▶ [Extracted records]
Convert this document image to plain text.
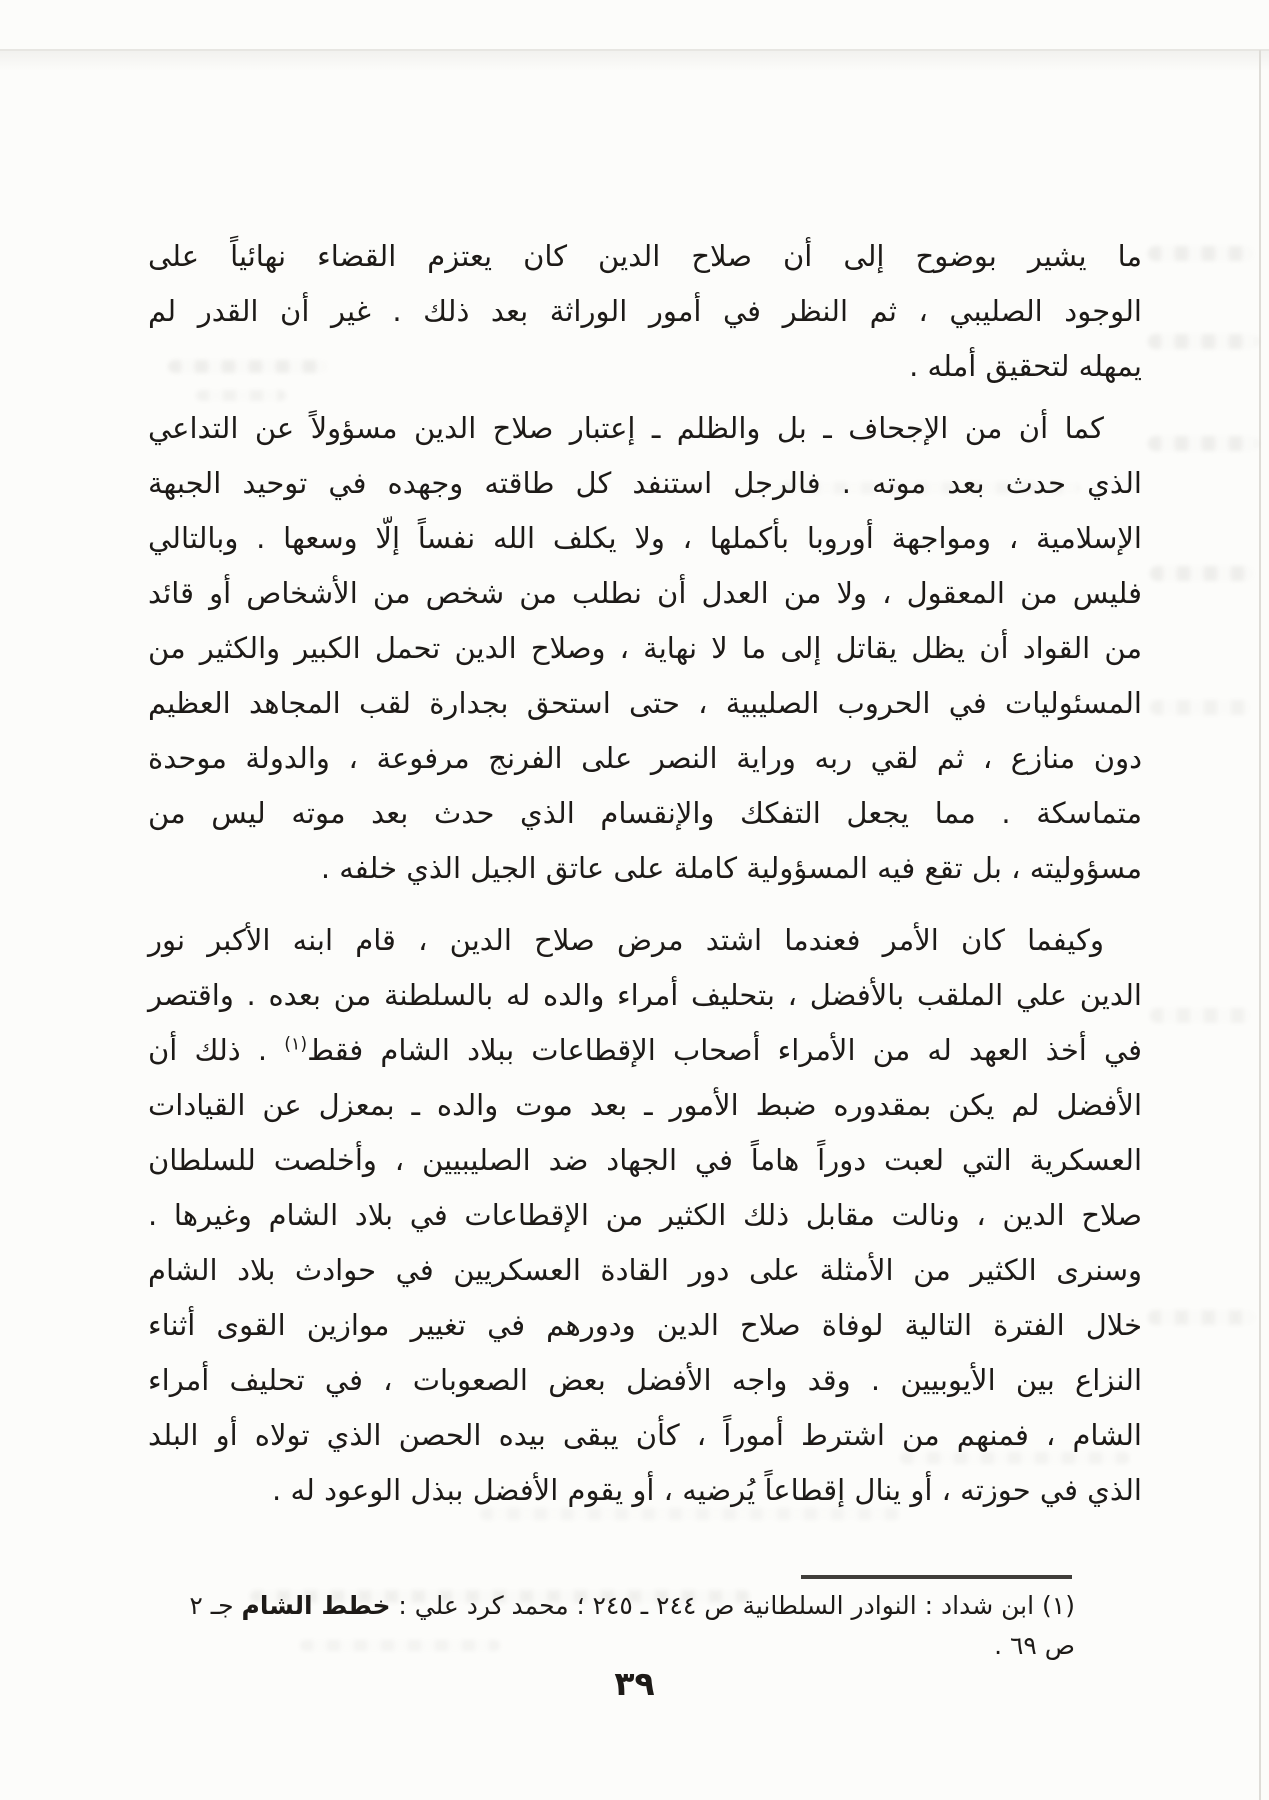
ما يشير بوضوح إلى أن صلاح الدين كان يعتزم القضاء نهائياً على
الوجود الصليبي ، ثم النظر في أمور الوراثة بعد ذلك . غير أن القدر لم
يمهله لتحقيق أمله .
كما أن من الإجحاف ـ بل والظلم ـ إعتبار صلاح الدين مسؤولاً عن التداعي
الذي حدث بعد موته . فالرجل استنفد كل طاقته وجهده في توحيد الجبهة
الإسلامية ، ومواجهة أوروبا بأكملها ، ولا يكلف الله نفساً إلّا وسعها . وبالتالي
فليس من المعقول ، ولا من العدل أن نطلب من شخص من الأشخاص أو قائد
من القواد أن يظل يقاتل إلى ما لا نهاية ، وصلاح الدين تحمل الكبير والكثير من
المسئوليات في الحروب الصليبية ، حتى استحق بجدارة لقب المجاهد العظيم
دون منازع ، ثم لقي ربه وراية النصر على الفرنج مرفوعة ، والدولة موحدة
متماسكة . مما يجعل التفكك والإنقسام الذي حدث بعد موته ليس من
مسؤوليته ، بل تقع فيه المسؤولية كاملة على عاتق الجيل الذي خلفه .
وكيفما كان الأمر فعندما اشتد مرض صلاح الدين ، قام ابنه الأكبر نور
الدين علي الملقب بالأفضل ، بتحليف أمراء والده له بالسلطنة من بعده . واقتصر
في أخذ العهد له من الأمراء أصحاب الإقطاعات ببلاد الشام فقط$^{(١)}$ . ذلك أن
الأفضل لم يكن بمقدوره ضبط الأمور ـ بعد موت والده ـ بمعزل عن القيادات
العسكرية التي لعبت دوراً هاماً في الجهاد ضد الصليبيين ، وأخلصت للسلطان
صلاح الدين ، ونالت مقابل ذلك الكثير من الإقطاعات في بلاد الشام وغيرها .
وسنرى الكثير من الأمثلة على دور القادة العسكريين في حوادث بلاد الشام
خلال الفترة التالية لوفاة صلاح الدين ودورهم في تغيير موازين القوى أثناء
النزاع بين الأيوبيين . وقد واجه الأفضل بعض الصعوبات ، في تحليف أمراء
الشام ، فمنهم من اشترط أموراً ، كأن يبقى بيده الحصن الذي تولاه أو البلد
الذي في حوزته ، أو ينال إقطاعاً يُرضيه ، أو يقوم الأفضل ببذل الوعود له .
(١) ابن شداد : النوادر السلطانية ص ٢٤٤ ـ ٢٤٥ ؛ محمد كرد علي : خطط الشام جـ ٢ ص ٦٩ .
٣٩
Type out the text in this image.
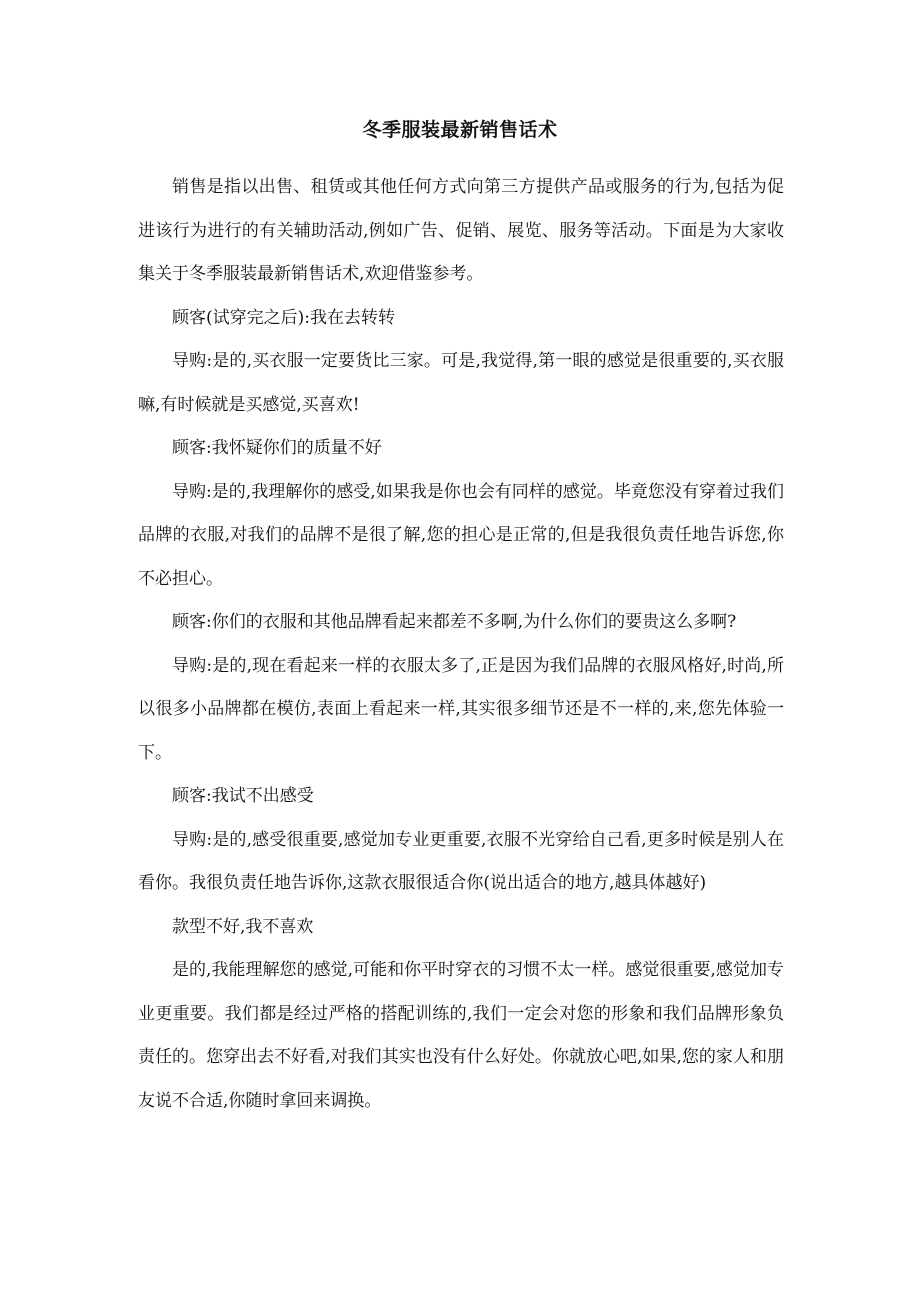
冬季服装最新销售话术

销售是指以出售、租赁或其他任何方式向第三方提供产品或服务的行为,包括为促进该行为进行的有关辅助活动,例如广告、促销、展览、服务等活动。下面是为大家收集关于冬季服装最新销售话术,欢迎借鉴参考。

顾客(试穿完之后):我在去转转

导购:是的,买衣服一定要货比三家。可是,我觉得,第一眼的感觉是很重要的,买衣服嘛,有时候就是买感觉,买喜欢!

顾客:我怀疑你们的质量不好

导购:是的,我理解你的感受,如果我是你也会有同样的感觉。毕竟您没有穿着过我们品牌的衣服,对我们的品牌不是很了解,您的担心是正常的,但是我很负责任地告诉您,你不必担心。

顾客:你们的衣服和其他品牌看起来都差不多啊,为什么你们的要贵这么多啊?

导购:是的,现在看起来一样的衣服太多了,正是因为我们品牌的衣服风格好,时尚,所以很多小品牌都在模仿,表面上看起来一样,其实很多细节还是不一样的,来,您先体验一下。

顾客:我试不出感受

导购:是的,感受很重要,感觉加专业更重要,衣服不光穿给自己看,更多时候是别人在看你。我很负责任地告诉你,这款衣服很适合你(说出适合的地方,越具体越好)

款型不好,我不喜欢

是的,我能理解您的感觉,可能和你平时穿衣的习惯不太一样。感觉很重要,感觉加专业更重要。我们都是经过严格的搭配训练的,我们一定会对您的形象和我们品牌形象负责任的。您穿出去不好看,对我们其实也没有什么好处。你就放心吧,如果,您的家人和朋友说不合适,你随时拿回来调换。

---

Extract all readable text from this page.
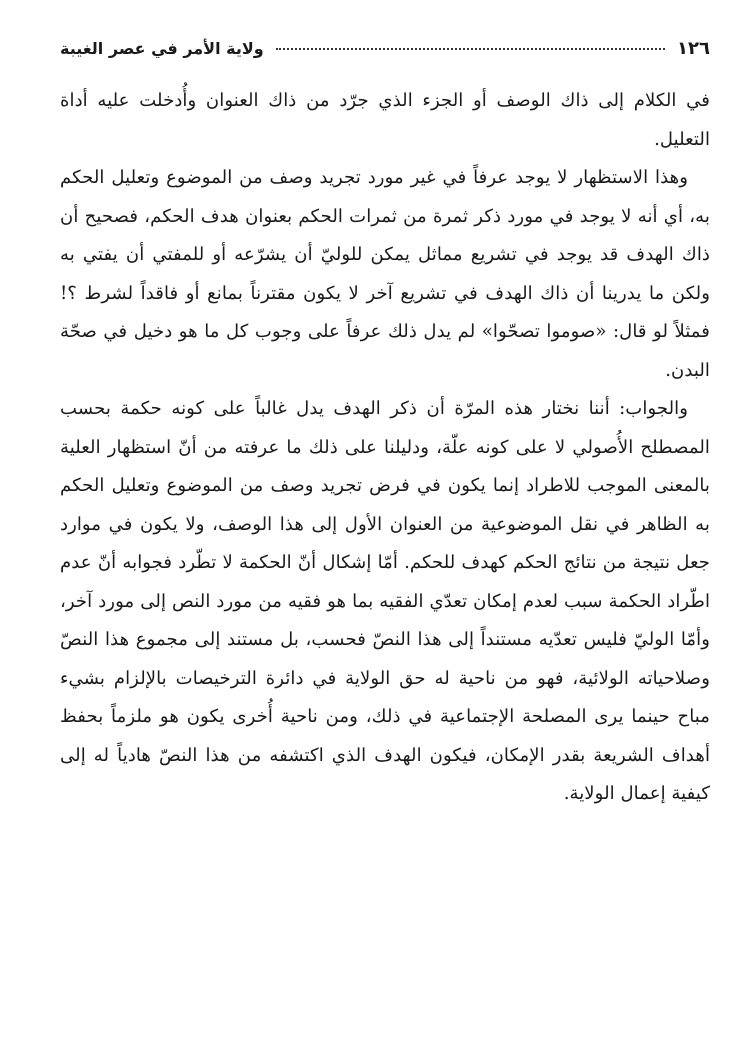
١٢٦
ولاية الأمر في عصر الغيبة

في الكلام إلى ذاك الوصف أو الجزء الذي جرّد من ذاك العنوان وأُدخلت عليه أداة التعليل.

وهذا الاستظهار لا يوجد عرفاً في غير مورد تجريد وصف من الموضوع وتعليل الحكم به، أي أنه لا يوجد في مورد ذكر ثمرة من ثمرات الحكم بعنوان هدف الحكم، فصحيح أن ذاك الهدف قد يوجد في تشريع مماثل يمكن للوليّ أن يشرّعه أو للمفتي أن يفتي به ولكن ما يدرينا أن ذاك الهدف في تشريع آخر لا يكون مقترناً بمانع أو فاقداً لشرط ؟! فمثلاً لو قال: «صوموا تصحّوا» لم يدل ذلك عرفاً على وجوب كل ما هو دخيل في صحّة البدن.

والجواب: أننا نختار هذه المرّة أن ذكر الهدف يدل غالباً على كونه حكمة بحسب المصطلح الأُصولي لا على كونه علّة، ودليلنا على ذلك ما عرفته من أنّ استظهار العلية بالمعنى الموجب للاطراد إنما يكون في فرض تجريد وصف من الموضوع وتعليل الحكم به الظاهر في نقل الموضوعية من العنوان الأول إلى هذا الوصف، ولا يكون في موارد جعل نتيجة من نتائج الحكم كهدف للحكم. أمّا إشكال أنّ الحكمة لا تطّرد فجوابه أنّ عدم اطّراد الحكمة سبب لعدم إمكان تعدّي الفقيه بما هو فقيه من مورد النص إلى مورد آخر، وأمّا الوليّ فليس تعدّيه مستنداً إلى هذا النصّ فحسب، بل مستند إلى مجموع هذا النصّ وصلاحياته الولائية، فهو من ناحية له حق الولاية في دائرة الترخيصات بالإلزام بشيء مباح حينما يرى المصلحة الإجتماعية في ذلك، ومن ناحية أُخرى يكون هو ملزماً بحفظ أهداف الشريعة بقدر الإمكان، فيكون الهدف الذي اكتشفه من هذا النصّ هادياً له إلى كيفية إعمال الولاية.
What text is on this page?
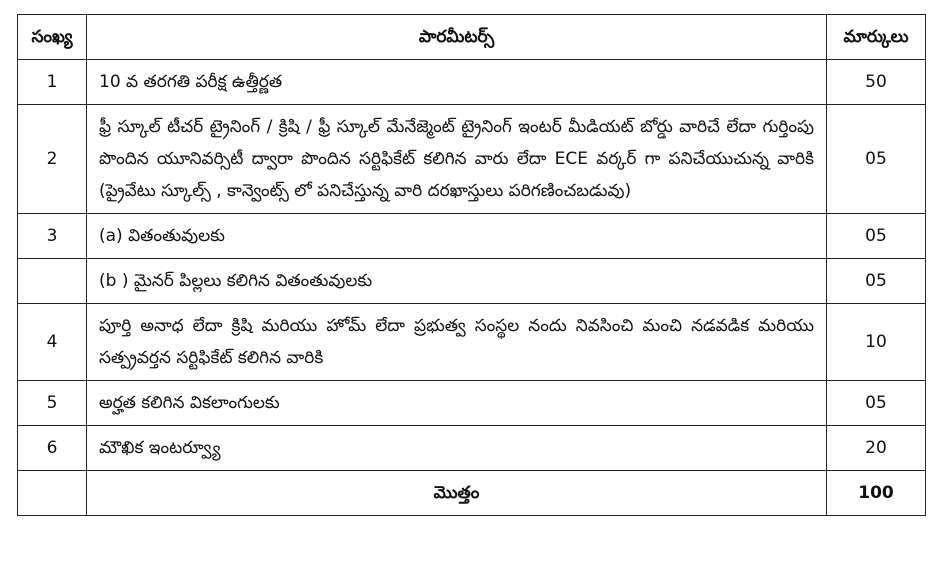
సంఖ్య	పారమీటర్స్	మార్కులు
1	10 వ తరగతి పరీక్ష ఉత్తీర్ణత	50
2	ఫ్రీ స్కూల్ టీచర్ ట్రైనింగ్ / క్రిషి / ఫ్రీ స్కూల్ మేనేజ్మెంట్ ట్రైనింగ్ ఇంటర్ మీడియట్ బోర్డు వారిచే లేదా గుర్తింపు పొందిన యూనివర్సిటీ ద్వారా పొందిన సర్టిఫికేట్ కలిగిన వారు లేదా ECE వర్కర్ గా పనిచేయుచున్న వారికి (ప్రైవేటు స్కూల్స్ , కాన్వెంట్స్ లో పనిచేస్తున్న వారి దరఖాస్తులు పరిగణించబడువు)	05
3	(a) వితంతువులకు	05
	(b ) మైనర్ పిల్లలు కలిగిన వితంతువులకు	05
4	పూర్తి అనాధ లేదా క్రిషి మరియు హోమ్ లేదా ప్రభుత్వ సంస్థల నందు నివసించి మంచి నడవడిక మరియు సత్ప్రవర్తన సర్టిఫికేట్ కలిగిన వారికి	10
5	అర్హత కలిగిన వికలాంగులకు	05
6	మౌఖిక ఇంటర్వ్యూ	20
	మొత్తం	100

---

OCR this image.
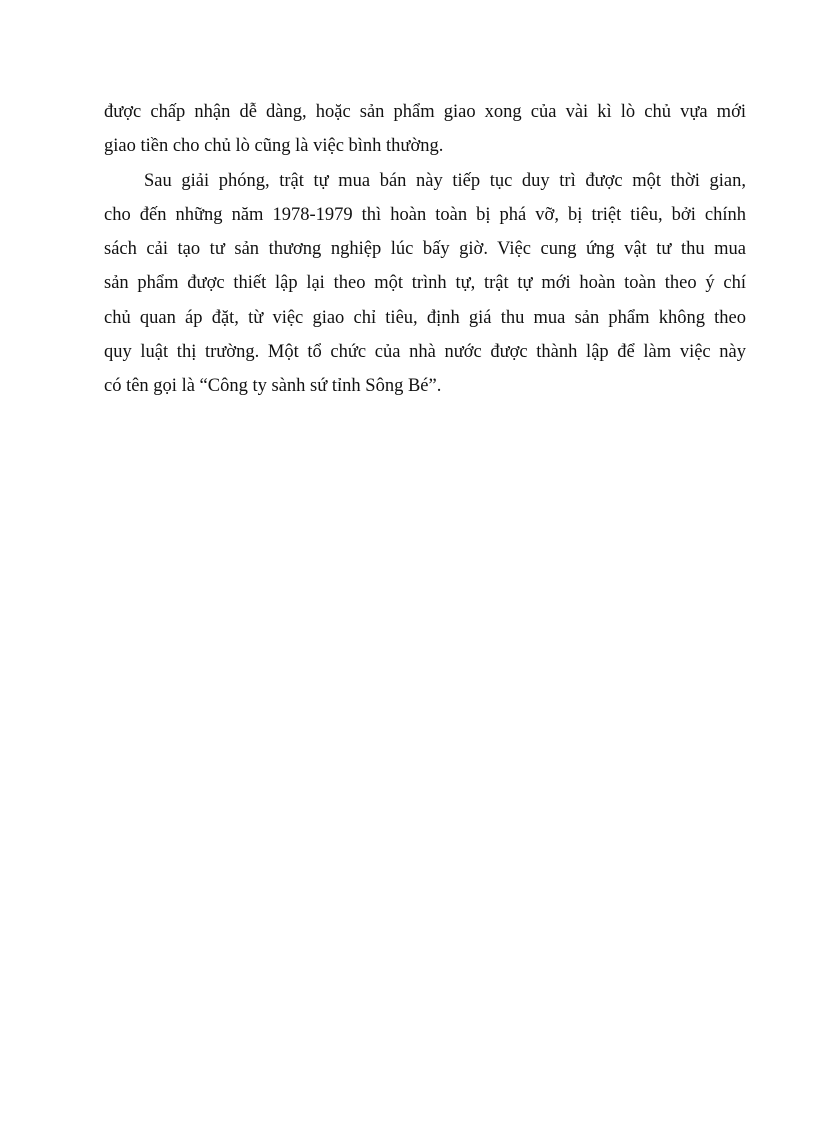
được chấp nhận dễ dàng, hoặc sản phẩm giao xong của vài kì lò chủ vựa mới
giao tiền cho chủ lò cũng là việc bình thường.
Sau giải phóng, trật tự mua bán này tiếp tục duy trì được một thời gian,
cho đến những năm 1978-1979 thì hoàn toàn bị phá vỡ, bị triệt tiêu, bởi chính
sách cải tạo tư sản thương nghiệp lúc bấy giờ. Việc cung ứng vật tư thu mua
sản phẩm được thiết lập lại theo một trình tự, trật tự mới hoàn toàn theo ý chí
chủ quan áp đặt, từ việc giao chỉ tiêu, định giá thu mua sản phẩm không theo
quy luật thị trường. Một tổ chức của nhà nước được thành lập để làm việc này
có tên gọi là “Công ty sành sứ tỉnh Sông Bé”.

▶ [Task goal] Read through the lines above and collect those that contain the string "والده".

▶ [Solution below]
الدين علي الملقب بالأفضل ، بتحليف أمراء والده له بالسلطنة من بعده . واقتصر
الأفضل لم يكن بمقدوره ضبط الأمور ـ بعد موت والده ـ بمعزل عن القيادات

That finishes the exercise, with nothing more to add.